(Given instruction): Each entry below must be repeated exactly, with pictures left out.
# START OF Supplied material
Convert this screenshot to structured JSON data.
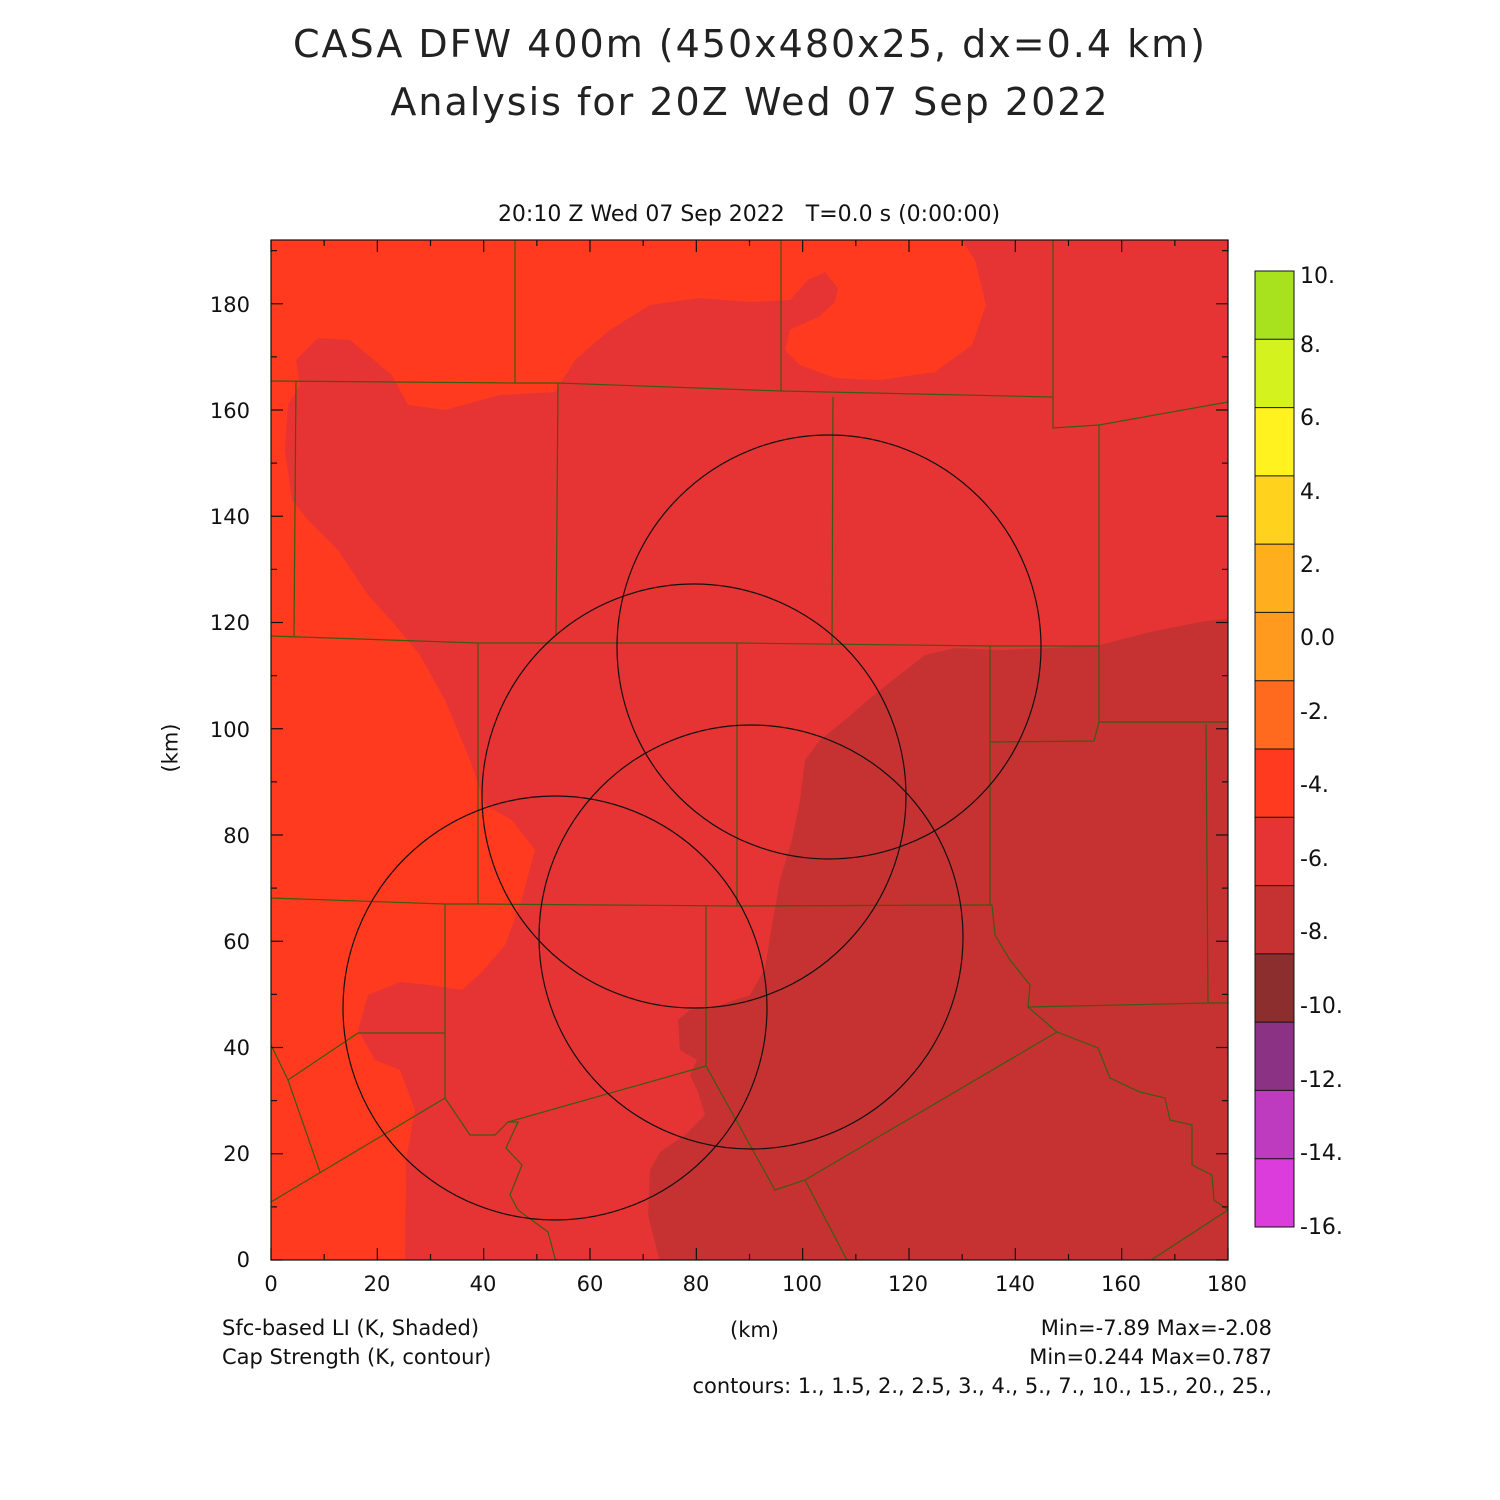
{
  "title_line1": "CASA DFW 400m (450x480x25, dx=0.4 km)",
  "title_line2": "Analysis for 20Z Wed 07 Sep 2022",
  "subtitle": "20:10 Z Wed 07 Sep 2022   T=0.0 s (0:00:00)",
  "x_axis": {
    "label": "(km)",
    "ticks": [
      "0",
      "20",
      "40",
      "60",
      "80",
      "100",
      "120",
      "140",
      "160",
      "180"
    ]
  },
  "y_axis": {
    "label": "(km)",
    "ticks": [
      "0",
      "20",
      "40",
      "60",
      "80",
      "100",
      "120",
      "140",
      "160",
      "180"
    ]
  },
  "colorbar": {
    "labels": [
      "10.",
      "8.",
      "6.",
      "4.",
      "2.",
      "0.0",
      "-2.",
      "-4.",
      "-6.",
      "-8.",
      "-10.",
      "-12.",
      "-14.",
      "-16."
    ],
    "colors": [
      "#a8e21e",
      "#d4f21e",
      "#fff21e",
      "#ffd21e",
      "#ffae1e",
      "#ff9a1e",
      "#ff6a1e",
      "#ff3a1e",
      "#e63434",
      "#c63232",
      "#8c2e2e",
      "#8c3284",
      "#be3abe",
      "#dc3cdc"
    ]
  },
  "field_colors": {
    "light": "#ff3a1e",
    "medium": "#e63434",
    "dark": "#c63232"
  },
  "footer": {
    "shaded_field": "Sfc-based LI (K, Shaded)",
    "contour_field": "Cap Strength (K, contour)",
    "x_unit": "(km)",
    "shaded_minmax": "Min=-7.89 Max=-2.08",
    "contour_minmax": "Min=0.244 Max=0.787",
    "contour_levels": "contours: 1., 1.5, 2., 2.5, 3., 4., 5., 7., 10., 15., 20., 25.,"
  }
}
# END OF Supplied material
(Solution):
Convert this screenshot to structured JSON data.
{
  "title_line1": "CASA DFW 400m (450x480x25, dx=0.4 km)",
  "title_line2": "Analysis for 20Z Wed 07 Sep 2022",
  "subtitle": "20:10 Z Wed 07 Sep 2022   T=0.0 s (0:00:00)",
  "x_axis": {
    "label": "(km)",
    "ticks": [
      "0",
      "20",
      "40",
      "60",
      "80",
      "100",
      "120",
      "140",
      "160",
      "180"
    ]
  },
  "y_axis": {
    "label": "(km)",
    "ticks": [
      "0",
      "20",
      "40",
      "60",
      "80",
      "100",
      "120",
      "140",
      "160",
      "180"
    ]
  },
  "colorbar": {
    "labels": [
      "10.",
      "8.",
      "6.",
      "4.",
      "2.",
      "0.0",
      "-2.",
      "-4.",
      "-6.",
      "-8.",
      "-10.",
      "-12.",
      "-14.",
      "-16."
    ],
    "colors": [
      "#a8e21e",
      "#d4f21e",
      "#fff21e",
      "#ffd21e",
      "#ffae1e",
      "#ff9a1e",
      "#ff6a1e",
      "#ff3a1e",
      "#e63434",
      "#c63232",
      "#8c2e2e",
      "#8c3284",
      "#be3abe",
      "#dc3cdc"
    ]
  },
  "field_colors": {
    "light": "#ff3a1e",
    "medium": "#e63434",
    "dark": "#c63232"
  },
  "footer": {
    "shaded_field": "Sfc-based LI (K, Shaded)",
    "contour_field": "Cap Strength (K, contour)",
    "x_unit": "(km)",
    "shaded_minmax": "Min=-7.89 Max=-2.08",
    "contour_minmax": "Min=0.244 Max=0.787",
    "contour_levels": "contours: 1., 1.5, 2., 2.5, 3., 4., 5., 7., 10., 15., 20., 25.,"
  }
}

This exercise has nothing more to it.